## [EXERCISE]
Write out the material exactly, leaving every picture behind.

═════ TASK DATA

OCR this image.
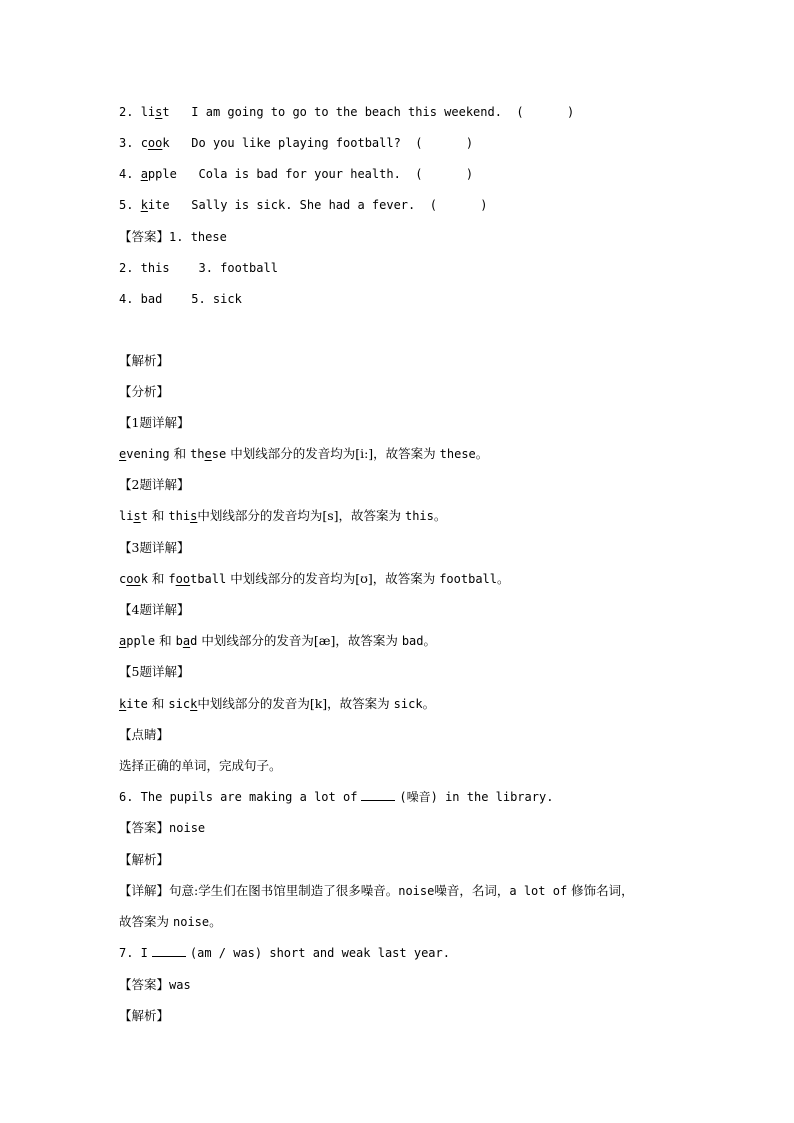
2. list I am going to go to the beach this weekend. (      )
3. cook Do you like playing football? (      )
4. apple Cola is bad for your health. (      )
5. kite Sally is sick. She had a fever. (      )
【答案】1. these
2. this    3. football
4. bad    5. sick
【解析】
【分析】
【1题详解】
evening 和 these 中划线部分的发音均为[i:]，故答案为 these。
【2题详解】
list 和 this中划线部分的发音均为[s]，故答案为 this。
【3题详解】
cook 和 football 中划线部分的发音均为[ʊ]，故答案为 football。
【4题详解】
apple 和 bad 中划线部分的发音为[æ]，故答案为 bad。
【5题详解】
kite 和 sick中划线部分的发音为[k]，故答案为 sick。
【点睛】
选择正确的单词，完成句子。
6. The pupils are making a lot of	(噪音) in the library.
【答案】noise
【解析】
【详解】句意:学生们在图书馆里制造了很多噪音。noise噪音，名词，a lot of 修饰名词，
故答案为 noise。
7. I	(am / was) short and weak last year.
【答案】was
【解析】
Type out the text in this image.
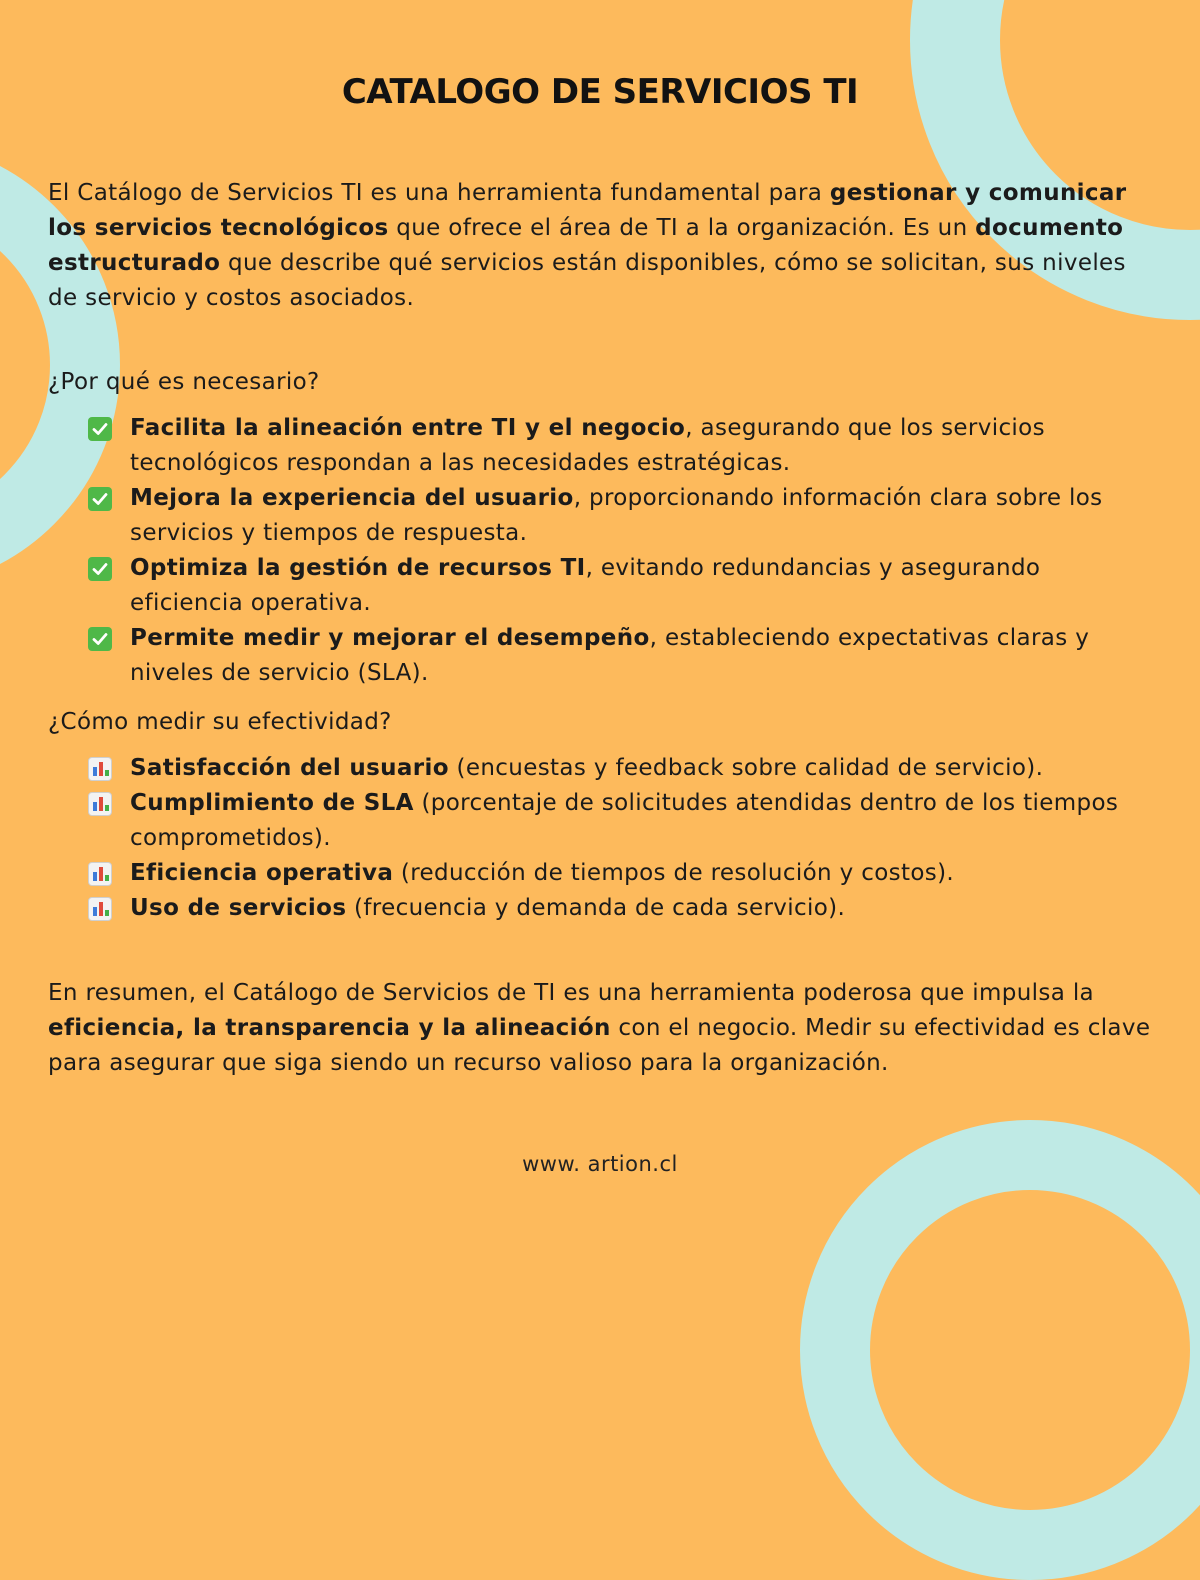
CATALOGO DE SERVICIOS TI

El Catálogo de Servicios TI es una herramienta fundamental para gestionar y comunicar los servicios tecnológicos que ofrece el área de TI a la organización. Es un documento estructurado que describe qué servicios están disponibles, cómo se solicitan, sus niveles de servicio y costos asociados.

¿Por qué es necesario?

Facilita la alineación entre TI y el negocio, asegurando que los servicios tecnológicos respondan a las necesidades estratégicas.
Mejora la experiencia del usuario, proporcionando información clara sobre los servicios y tiempos de respuesta.
Optimiza la gestión de recursos TI, evitando redundancias y asegurando eficiencia operativa.
Permite medir y mejorar el desempeño, estableciendo expectativas claras y niveles de servicio (SLA).

¿Cómo medir su efectividad?

Satisfacción del usuario (encuestas y feedback sobre calidad de servicio).
Cumplimiento de SLA (porcentaje de solicitudes atendidas dentro de los tiempos comprometidos).
Eficiencia operativa (reducción de tiempos de resolución y costos).
Uso de servicios (frecuencia y demanda de cada servicio).

En resumen, el Catálogo de Servicios de TI es una herramienta poderosa que impulsa la eficiencia, la transparencia y la alineación con el negocio. Medir su efectividad es clave para asegurar que siga siendo un recurso valioso para la organización.

www. artion.cl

══════════

## [FULL ANSWER]
OCR this image.
2. list I am going to go to the beach this weekend. (      )
3. cook Do you like playing football? (      )
4. apple Cola is bad for your health. (      )
5. kite Sally is sick. She had a fever. (      )
【答案】1. these
2. this    3. football
4. bad    5. sick
【解析】
【分析】
【1题详解】
evening 和 these 中划线部分的发音均为[i:]，故答案为 these。
【2题详解】
list 和 this中划线部分的发音均为[s]，故答案为 this。
【3题详解】
cook 和 football 中划线部分的发音均为[ʊ]，故答案为 football。
【4题详解】
apple 和 bad 中划线部分的发音为[æ]，故答案为 bad。
【5题详解】
kite 和 sick中划线部分的发音为[k]，故答案为 sick。
【点睛】
选择正确的单词，完成句子。
6. The pupils are making a lot of	(噪音) in the library.
【答案】noise
【解析】
【详解】句意:学生们在图书馆里制造了很多噪音。noise噪音，名词，a lot of 修饰名词，
故答案为 noise。
7. I	(am / was) short and weak last year.
【答案】was
【解析】
Type out the text in this image.
CATALOGO DE SERVICIOS TI

El Catálogo de Servicios TI es una herramienta fundamental para gestionar y comunicar los servicios tecnológicos que ofrece el área de TI a la organización. Es un documento estructurado que describe qué servicios están disponibles, cómo se solicitan, sus niveles de servicio y costos asociados.

¿Por qué es necesario?

Facilita la alineación entre TI y el negocio, asegurando que los servicios tecnológicos respondan a las necesidades estratégicas.
Mejora la experiencia del usuario, proporcionando información clara sobre los servicios y tiempos de respuesta.
Optimiza la gestión de recursos TI, evitando redundancias y asegurando eficiencia operativa.
Permite medir y mejorar el desempeño, estableciendo expectativas claras y niveles de servicio (SLA).

¿Cómo medir su efectividad?

Satisfacción del usuario (encuestas y feedback sobre calidad de servicio).
Cumplimiento de SLA (porcentaje de solicitudes atendidas dentro de los tiempos comprometidos).
Eficiencia operativa (reducción de tiempos de resolución y costos).
Uso de servicios (frecuencia y demanda de cada servicio).

En resumen, el Catálogo de Servicios de TI es una herramienta poderosa que impulsa la eficiencia, la transparencia y la alineación con el negocio. Medir su efectividad es clave para asegurar que siga siendo un recurso valioso para la organización.

www. artion.cl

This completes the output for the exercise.